Александра Гармажапова была парламентским корреспондентом «Новой газеты» в Петербурге, грозой депутатов петербургского Законодательного собрания, журналистом, написавшим расследование о «фабрике троллей» в Ольгино, активисткой объединения «Молодежное Яблоко», много раз наблюдавшей за выборами разного уровня. Два года назад она уехала из России — сначала жила в США, потом переехала в Чехию.
Сегодня Александра — редактор проекта «Кавказ. Реалии» на Радио Свобода в Праге. В интервью корреспонденту «7x7» она рассказала о том, почему уехала из страны, что должно произойти, чтобы ей захотелось вернуться на родину, и почему Кавказ стал ей интереснее Петербурга.
«В Америке очень интересно, но хочу быть ближе к России»
— Расскажи, почему ты уехала из России?
— Наверное, тут все вкупе. Профессионально мне стало неинтересно, я устала писать о депутатах, чиновниках. Плюс до 2014 года, до аннексии Крыма, когда ты писал о каких-то коррупционных делах чиновников и депутатов, они пытались оправдываться хоть как-то, а после 2014 года они стали отвечать: «Ты — нацпредатель, пятая колонна, ничего я тебе отвечать не обязан». И если бы это было поведение отдельных не очень умных чиновников — это одно, но чувствовалось, что и население также реагирует, что люди не хотят знать ответов на вопросы. Стало непонятно, зачем ты что-то делаешь, если это никому не надо. Мне кажется, что в тот момент у меня просто закончились силы. Для меня Америка была полезна тем, что там получилась подзарядка.
— Как появился вариант с Америкой? Ты специально искала там работу?
— Нет. У меня не было такого, что нужно было срочно уехать, найти какой угодно вариант для этого. Знаю, что кто-то так делает: ищет стажировки за границей. Я такого никогда не делала, не люблю заполнять всякие формы, заявки. У меня получилось так, что моя подруга Наташа Арно запускала организацию Free Russia Foundation в Вашингтоне. Ей, учитывая большое количество провокаций, нужен был человек, как правая рука, которому она доверяла, который ее не подведет, не подставит, не сольет.
— Но ты недолго смогла быть этой правой рукой, всего восемь месяцев. Почему?
— Я поняла, что мне неинтересно заниматься политикой, особенно международной, для меня это все как-то абстрактно. И я не люблю такие ситуации, когда я точно не знаю, какие интересы у этого человека, у этой стороны, о чем люди говорят между собой, когда у меня нет возможностей проверить. Как бы ни считали, что Петербург город большой, на самом деле он маленький, все как-то связаны между собой: твой друг — родственник какого-то депутата, твоя подруга работает в цветочном магазине, в котором затариваются все чиновники и депутаты, и ты знаешь, с кем они приходят, кому они покупают эти цветы. И ты знаешь, о чем они говорят в кабинетах за закрытыми дверями, для тебя это не является тайной, и поэтому у тебя сделаны правильные выводы относительно этого чиновника, ты знаешь, почему он себя так ведет. В международной политике все слишком глобально, а если я не готова отдать за эту информацию руку на отсечение, то я не буду в это вписываться. В ситуации с международной политикой это как раз тот случай.
········
ЧТО СДЕЛАТЬ>
**1.** Перечислите все издания и медиапроекты, названные в интервью.
**2.** Приведите, пожалуйста, фрагмент интервью, который начинается словами «Александра Гармажапова была» и заканчивается словами «ей интереснее Петербурга.», переименовав «Александра» в «Гармажапова».
Эти строки никак не связаны с интервью.

Сохранённые записи>
········
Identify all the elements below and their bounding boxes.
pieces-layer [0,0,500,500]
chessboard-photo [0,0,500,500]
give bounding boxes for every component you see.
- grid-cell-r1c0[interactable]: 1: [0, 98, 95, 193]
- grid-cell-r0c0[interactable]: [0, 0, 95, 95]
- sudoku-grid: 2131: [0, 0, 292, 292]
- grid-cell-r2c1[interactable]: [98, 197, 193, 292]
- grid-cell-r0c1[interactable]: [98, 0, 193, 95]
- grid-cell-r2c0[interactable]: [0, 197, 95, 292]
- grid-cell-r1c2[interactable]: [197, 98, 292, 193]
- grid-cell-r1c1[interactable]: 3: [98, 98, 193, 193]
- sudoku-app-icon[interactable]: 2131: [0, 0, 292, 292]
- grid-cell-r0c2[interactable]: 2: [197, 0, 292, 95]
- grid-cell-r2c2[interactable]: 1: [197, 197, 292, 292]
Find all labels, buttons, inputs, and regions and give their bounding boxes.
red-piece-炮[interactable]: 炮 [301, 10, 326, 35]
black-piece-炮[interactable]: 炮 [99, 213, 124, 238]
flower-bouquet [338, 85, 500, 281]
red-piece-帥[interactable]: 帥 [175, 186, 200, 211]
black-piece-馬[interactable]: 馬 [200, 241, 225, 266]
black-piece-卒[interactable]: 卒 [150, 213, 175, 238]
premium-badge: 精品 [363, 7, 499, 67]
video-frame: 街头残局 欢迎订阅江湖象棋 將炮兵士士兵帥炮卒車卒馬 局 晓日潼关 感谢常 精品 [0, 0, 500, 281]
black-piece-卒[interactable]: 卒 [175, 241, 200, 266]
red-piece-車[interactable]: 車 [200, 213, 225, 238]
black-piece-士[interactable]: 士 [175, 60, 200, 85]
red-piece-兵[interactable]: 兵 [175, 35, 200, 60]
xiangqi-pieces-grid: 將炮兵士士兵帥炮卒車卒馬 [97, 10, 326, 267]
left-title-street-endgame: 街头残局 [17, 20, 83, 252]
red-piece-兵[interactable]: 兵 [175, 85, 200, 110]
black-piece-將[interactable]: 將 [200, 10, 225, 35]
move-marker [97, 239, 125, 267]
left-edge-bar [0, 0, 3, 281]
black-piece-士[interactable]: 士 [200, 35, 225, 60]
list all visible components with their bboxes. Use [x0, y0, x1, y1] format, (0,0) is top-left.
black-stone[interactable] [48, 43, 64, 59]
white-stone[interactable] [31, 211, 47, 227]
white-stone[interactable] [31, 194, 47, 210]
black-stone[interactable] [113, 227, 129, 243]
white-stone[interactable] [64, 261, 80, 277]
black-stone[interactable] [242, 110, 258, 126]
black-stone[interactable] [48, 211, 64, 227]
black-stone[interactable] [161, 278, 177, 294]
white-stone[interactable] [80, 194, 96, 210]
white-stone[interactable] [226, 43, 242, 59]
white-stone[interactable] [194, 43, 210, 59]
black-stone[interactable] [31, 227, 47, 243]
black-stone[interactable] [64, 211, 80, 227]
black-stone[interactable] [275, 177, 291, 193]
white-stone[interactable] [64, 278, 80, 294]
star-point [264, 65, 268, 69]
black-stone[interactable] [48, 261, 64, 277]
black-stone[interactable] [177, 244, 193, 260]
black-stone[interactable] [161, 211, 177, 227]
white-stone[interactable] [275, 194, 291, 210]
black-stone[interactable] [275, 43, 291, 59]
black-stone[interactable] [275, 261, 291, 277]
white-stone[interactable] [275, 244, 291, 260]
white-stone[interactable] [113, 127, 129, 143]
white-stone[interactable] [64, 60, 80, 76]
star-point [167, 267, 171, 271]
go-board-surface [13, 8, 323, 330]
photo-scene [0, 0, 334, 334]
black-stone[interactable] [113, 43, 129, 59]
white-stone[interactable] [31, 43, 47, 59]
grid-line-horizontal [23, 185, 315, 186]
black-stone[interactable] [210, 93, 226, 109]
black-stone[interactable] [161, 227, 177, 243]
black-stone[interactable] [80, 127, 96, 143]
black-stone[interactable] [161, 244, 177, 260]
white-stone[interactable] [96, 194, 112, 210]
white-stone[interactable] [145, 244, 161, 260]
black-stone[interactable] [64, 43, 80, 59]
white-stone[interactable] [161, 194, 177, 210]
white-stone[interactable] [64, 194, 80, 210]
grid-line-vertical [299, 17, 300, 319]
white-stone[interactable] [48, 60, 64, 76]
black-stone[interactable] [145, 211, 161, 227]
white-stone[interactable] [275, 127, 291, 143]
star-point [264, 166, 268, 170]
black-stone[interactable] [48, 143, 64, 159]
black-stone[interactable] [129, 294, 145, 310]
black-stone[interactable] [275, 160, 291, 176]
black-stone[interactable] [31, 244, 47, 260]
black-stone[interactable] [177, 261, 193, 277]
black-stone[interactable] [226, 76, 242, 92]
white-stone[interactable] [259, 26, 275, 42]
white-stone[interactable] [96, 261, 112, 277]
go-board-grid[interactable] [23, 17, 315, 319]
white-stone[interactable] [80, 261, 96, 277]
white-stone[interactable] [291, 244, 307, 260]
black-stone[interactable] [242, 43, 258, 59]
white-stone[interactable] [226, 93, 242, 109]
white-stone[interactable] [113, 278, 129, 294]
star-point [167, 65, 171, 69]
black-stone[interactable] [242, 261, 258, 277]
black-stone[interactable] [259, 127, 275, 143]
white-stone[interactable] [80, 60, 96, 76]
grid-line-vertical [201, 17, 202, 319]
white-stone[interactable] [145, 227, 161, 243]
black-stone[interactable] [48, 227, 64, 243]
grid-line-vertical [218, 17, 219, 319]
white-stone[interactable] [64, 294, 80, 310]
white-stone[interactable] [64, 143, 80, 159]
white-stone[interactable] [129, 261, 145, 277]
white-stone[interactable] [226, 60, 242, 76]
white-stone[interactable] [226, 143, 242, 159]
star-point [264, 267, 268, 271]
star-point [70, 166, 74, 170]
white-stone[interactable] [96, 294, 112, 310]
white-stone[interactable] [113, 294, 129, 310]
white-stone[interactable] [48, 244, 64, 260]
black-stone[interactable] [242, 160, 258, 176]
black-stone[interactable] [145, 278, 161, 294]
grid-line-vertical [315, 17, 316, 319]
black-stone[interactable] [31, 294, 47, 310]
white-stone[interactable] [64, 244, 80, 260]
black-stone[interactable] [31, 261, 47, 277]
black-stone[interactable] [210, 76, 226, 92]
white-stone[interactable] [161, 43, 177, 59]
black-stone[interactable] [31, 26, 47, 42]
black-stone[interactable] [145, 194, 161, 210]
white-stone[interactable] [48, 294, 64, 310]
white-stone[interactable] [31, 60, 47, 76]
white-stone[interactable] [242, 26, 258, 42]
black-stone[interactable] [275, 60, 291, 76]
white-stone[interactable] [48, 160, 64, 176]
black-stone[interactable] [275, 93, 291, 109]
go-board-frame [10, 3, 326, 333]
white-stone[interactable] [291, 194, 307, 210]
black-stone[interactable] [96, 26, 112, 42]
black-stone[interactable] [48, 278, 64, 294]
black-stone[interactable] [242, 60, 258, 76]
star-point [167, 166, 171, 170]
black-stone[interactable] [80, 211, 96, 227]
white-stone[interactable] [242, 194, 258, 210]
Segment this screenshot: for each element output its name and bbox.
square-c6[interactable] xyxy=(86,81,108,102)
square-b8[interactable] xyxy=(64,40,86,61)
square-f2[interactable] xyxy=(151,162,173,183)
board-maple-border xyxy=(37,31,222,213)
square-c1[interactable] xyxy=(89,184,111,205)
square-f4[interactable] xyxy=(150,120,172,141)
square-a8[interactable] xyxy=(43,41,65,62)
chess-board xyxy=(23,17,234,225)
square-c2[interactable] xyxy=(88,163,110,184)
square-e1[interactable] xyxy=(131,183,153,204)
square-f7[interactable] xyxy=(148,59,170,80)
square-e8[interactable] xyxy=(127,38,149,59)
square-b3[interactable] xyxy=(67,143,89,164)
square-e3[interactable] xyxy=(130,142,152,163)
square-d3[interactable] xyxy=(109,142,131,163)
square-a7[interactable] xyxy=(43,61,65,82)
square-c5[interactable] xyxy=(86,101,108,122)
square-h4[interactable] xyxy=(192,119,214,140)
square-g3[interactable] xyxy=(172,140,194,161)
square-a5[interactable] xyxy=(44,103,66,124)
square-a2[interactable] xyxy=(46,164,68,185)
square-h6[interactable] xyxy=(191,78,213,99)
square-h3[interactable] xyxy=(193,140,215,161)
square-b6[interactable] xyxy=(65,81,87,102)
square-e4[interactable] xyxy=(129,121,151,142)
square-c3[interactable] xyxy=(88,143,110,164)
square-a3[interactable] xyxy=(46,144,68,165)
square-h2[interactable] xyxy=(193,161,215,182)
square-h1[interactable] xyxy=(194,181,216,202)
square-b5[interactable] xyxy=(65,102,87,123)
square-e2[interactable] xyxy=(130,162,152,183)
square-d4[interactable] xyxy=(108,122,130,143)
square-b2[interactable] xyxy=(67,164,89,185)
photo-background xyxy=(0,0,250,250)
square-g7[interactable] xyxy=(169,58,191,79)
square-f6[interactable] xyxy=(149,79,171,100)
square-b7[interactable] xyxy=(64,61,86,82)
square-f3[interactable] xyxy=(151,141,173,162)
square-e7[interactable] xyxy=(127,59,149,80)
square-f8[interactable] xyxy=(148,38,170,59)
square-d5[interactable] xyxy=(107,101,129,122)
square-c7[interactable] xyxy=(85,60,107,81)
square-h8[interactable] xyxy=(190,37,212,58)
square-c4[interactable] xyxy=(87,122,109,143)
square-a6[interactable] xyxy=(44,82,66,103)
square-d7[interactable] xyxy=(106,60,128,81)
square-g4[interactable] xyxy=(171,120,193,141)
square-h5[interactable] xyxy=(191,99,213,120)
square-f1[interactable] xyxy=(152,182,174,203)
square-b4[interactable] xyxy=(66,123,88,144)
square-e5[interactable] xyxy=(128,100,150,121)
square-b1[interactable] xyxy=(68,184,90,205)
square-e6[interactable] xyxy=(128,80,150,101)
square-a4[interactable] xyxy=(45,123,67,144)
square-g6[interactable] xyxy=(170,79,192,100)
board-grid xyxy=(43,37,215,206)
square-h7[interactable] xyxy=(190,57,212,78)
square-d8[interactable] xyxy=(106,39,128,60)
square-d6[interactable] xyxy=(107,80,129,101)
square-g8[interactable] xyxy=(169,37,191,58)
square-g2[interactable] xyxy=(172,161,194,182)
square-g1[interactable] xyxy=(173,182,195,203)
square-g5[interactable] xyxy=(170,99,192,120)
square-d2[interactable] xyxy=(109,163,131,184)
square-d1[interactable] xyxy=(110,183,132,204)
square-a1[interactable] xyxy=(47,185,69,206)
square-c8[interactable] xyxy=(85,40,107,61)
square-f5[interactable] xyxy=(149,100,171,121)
········
ПИСЬМЕННЫЕ ОТВЕТЫ>
**1.** «Новая газета», «Кавказ. Реалии», Радио Свобода, «7x7».

**2.**
Гармажапова Гармажапова была парламентским корреспондентом «Новой газеты» в Петербурге, грозой депутатов петербургского Законодательного собрания, журналистом, написавшим расследование о «фабрике троллей» в Ольгино, активисткой объединения «Молодежное Яблоко», много раз наблюдавшей за выборами разного уровня. Два года назад она уехала из России — сначала жила в США, потом переехала в Чехию.
Сегодня Гармажапова — редактор проекта «Кавказ. Реалии» на Радио Свобода в Праге. В интервью корреспонденту «7x7» она рассказала о том, почему уехала из страны, что должно произойти, чтобы ей захотелось вернуться на родину, и почему Кавказ стал ей интереснее Петербурга.